**THE EXERCISE**
Check the listing below for lines with the word "imagen" and say how many there are, with nothing but the number.

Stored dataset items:
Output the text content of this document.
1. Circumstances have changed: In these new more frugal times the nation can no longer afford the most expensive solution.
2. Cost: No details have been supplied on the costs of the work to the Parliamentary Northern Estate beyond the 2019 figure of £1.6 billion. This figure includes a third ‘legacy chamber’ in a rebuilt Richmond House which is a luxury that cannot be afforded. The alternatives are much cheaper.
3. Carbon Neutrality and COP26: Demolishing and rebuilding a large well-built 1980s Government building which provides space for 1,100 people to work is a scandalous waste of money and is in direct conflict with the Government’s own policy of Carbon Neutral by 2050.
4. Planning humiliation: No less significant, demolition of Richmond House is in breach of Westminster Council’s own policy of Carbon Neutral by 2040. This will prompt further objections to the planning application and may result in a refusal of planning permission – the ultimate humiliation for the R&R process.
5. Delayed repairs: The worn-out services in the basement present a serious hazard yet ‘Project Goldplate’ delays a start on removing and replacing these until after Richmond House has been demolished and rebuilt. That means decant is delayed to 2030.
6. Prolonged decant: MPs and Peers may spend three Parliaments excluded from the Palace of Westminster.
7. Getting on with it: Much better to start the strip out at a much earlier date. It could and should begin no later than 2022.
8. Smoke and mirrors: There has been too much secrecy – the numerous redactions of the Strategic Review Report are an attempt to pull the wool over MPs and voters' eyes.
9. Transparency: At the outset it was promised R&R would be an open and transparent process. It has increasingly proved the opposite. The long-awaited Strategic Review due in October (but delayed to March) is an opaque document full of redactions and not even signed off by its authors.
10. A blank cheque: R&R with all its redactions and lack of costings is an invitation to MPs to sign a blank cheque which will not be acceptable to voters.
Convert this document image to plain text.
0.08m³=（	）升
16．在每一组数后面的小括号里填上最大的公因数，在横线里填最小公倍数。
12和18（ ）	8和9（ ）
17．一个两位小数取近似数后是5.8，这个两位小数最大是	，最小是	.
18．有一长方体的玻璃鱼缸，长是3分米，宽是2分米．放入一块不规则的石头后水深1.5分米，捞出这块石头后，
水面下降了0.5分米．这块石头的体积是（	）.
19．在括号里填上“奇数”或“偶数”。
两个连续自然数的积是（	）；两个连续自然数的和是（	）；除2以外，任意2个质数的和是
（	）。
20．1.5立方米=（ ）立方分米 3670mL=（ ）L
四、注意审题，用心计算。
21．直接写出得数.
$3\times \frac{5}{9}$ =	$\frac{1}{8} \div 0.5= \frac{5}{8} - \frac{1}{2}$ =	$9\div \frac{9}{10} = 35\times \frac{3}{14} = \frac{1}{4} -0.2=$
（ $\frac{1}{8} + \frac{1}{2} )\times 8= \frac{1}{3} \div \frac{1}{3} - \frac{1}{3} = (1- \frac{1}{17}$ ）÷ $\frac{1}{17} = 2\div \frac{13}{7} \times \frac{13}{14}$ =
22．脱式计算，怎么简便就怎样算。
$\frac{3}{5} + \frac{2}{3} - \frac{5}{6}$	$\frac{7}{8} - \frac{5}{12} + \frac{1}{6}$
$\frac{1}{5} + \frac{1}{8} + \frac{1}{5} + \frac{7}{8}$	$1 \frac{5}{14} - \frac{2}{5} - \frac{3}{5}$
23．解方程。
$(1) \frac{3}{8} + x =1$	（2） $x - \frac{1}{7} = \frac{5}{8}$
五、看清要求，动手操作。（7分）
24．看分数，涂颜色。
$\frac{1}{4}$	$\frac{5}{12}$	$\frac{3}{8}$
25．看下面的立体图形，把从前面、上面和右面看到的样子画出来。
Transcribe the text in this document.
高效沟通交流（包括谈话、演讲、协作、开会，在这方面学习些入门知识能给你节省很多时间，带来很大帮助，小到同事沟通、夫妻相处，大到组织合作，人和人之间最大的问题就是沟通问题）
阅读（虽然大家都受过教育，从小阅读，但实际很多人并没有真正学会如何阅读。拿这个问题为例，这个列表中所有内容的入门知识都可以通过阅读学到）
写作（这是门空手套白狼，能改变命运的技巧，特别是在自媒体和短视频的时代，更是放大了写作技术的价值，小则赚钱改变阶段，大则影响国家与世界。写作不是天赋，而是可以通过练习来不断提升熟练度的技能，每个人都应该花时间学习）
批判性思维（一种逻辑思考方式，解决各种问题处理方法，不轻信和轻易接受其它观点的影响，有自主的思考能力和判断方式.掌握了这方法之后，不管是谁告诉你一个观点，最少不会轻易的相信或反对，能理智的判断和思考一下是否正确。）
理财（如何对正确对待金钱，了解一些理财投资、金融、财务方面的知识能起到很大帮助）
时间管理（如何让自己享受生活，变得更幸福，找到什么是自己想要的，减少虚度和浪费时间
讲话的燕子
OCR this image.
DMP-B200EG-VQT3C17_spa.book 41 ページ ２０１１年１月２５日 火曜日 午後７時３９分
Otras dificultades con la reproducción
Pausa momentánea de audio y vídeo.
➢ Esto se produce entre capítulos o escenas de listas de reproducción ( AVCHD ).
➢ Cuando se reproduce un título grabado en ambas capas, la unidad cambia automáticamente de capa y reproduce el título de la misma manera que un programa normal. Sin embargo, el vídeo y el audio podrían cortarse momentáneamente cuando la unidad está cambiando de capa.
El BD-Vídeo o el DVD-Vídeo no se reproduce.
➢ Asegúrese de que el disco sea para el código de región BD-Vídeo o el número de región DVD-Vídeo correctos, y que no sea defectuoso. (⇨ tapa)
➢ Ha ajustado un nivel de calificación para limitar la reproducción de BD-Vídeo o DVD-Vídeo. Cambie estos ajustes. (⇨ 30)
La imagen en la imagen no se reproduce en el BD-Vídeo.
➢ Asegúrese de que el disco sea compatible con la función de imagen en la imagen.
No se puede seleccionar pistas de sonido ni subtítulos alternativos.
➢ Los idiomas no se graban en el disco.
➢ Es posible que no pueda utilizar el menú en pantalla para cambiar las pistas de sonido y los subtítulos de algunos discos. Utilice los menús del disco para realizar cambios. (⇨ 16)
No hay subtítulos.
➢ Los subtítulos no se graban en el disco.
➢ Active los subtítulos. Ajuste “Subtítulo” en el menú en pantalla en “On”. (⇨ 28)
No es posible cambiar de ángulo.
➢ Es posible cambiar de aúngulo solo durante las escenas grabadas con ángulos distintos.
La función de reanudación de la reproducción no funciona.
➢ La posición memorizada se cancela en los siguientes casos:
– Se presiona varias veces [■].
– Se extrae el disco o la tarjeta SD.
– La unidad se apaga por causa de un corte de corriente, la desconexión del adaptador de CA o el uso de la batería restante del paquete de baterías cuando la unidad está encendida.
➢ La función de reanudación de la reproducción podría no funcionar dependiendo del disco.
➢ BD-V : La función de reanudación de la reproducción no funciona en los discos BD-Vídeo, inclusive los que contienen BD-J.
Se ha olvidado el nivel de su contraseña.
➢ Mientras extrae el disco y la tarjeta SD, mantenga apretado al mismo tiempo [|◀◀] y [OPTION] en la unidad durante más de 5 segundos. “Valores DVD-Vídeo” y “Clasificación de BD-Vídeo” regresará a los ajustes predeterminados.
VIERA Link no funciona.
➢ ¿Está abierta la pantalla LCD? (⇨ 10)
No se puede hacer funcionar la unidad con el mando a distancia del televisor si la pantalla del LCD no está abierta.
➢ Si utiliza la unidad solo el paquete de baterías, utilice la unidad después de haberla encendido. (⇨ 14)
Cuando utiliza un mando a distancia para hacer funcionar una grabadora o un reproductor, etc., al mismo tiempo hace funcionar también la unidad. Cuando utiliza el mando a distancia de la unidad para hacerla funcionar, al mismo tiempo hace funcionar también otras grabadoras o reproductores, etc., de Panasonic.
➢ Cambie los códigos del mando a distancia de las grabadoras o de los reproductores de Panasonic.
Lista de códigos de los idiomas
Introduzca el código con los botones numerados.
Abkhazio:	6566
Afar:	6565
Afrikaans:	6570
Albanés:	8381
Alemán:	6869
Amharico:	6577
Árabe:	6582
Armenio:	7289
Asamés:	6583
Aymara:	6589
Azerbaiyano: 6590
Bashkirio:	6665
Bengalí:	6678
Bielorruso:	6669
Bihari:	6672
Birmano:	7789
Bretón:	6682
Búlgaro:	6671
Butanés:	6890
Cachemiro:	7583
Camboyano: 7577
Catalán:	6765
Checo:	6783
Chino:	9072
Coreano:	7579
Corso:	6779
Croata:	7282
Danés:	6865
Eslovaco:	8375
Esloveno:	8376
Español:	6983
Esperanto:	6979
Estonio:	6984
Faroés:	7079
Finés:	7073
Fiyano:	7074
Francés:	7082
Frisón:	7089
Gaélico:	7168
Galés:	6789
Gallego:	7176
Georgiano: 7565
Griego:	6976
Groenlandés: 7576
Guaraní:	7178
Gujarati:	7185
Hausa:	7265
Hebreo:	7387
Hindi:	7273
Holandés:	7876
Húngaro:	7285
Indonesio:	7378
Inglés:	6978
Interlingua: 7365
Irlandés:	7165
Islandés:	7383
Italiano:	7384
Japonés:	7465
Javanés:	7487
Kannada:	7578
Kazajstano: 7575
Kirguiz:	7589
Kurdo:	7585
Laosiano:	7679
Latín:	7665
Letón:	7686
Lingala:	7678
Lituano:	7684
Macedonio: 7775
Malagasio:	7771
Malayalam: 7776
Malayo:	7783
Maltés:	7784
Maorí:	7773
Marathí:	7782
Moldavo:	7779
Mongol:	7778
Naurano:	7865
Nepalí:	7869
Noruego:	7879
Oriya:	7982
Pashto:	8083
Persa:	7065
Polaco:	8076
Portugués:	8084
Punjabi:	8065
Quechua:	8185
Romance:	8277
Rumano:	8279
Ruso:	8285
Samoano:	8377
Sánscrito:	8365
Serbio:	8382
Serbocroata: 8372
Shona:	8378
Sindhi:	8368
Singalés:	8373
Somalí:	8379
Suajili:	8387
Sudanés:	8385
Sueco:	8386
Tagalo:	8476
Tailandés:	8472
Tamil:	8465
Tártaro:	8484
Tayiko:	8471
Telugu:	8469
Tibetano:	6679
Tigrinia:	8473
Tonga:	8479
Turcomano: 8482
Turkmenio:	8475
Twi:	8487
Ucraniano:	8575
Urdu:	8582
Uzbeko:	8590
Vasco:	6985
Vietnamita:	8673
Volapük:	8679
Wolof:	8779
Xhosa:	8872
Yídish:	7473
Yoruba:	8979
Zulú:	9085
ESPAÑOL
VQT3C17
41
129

**ANSWER IN FULL**
2